— Begin GIVEN INFORMATION —

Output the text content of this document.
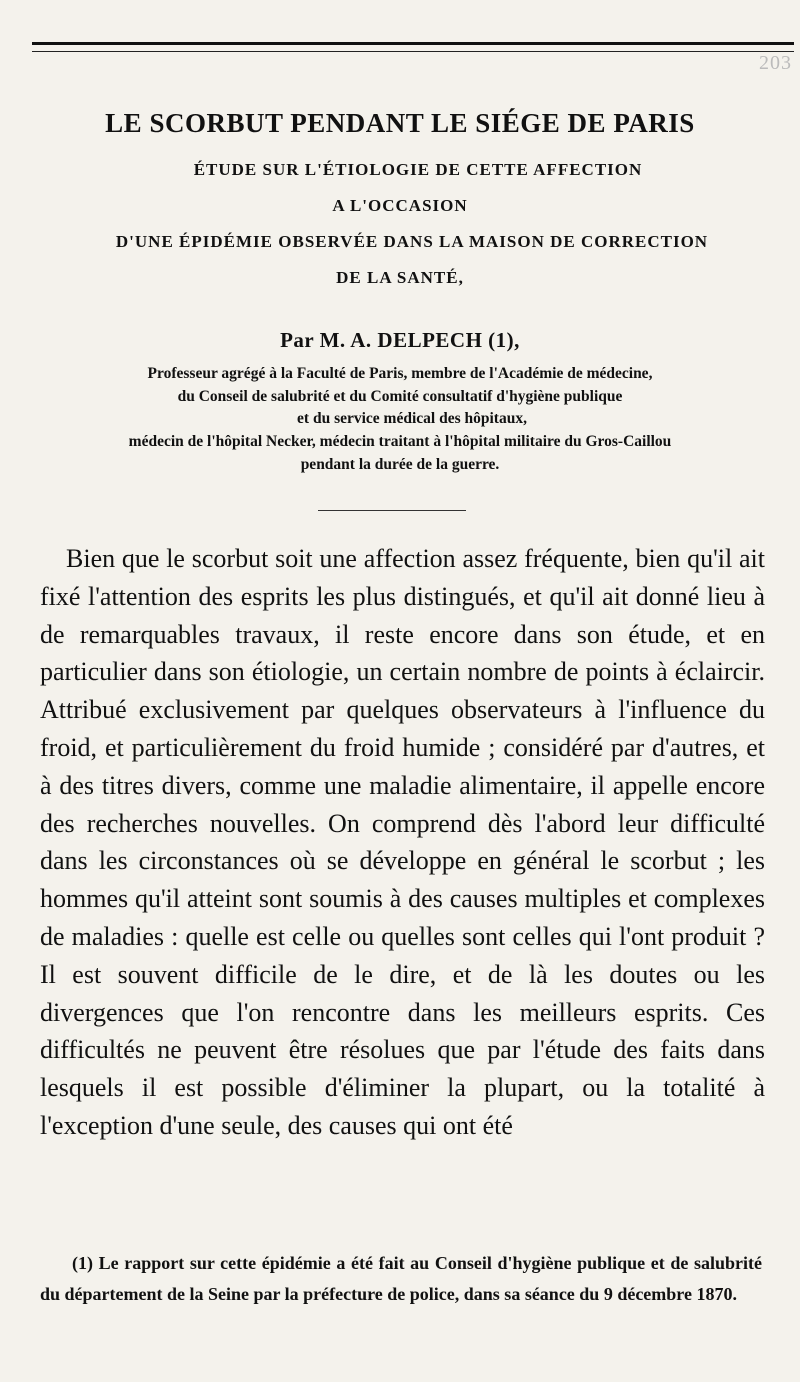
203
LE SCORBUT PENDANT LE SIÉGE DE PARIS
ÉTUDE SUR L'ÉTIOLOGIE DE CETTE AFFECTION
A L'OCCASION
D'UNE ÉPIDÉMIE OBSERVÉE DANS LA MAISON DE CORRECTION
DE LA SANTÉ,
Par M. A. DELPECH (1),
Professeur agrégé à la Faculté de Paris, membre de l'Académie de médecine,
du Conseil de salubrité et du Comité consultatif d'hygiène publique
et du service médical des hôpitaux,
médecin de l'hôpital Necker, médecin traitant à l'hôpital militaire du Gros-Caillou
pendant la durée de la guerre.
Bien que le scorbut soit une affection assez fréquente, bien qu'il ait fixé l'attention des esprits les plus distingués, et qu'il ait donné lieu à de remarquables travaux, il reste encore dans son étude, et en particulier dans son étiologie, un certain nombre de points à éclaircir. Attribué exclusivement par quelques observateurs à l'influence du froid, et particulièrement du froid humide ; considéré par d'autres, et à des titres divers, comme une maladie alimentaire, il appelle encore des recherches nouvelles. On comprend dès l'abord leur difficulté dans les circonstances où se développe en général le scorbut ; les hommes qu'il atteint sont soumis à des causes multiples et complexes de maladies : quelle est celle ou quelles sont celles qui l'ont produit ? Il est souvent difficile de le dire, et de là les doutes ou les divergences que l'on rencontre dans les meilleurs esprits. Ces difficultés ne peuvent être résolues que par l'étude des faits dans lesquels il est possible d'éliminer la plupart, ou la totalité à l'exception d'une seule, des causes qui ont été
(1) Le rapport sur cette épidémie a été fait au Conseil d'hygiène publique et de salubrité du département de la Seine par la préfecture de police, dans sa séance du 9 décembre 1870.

— End GIVEN INFORMATION —

WRITTEN INSTRUCTION:
Restate the whole of the material word for word without the pictures.

WORKED SOLUTION:
Output the text content of this document.
203
LE SCORBUT PENDANT LE SIÉGE DE PARIS
ÉTUDE SUR L'ÉTIOLOGIE DE CETTE AFFECTION
A L'OCCASION
D'UNE ÉPIDÉMIE OBSERVÉE DANS LA MAISON DE CORRECTION
DE LA SANTÉ,
Par M. A. DELPECH (1),
Professeur agrégé à la Faculté de Paris, membre de l'Académie de médecine,
du Conseil de salubrité et du Comité consultatif d'hygiène publique
et du service médical des hôpitaux,
médecin de l'hôpital Necker, médecin traitant à l'hôpital militaire du Gros-Caillou
pendant la durée de la guerre.
Bien que le scorbut soit une affection assez fréquente, bien qu'il ait fixé l'attention des esprits les plus distingués, et qu'il ait donné lieu à de remarquables travaux, il reste encore dans son étude, et en particulier dans son étiologie, un certain nombre de points à éclaircir. Attribué exclusivement par quelques observateurs à l'influence du froid, et particulièrement du froid humide ; considéré par d'autres, et à des titres divers, comme une maladie alimentaire, il appelle encore des recherches nouvelles. On comprend dès l'abord leur difficulté dans les circonstances où se développe en général le scorbut ; les hommes qu'il atteint sont soumis à des causes multiples et complexes de maladies : quelle est celle ou quelles sont celles qui l'ont produit ? Il est souvent difficile de le dire, et de là les doutes ou les divergences que l'on rencontre dans les meilleurs esprits. Ces difficultés ne peuvent être résolues que par l'étude des faits dans lesquels il est possible d'éliminer la plupart, ou la totalité à l'exception d'une seule, des causes qui ont été
(1) Le rapport sur cette épidémie a été fait au Conseil d'hygiène publique et de salubrité du département de la Seine par la préfecture de police, dans sa séance du 9 décembre 1870.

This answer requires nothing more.